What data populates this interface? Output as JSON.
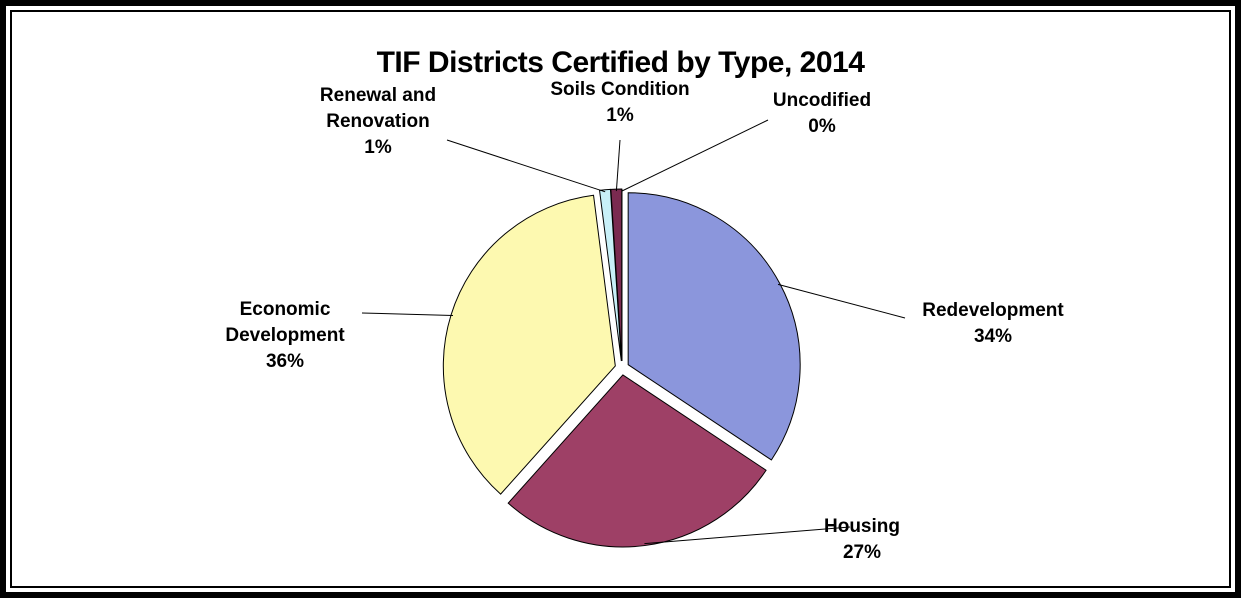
{
  "chart_data": {
    "type": "pie",
    "title": "TIF Districts Certified by Type, 2014",
    "categories": [
      "Redevelopment",
      "Housing",
      "Economic Development",
      "Renewal and Renovation",
      "Soils Condition",
      "Uncodified"
    ],
    "values": [
      34,
      27,
      36,
      1,
      1,
      0
    ],
    "value_labels": [
      "34%",
      "27%",
      "36%",
      "1%",
      "1%",
      "0%"
    ],
    "colors": [
      "#8b96dc",
      "#9e4066",
      "#fdf9b0",
      "#c8f0f8",
      "#7a2a50",
      "#5a6ab8"
    ]
  }
}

◆ ◆ ◆

Brief
Omit every picture, then reproduce the rest of the listing exactly.

Answer for the task
What data populates this interface? Output as JSON.
{
  "chart_data": {
    "type": "pie",
    "title": "TIF Districts Certified by Type, 2014",
    "categories": [
      "Redevelopment",
      "Housing",
      "Economic Development",
      "Renewal and Renovation",
      "Soils Condition",
      "Uncodified"
    ],
    "values": [
      34,
      27,
      36,
      1,
      1,
      0
    ],
    "value_labels": [
      "34%",
      "27%",
      "36%",
      "1%",
      "1%",
      "0%"
    ],
    "colors": [
      "#8b96dc",
      "#9e4066",
      "#fdf9b0",
      "#c8f0f8",
      "#7a2a50",
      "#5a6ab8"
    ]
  }
}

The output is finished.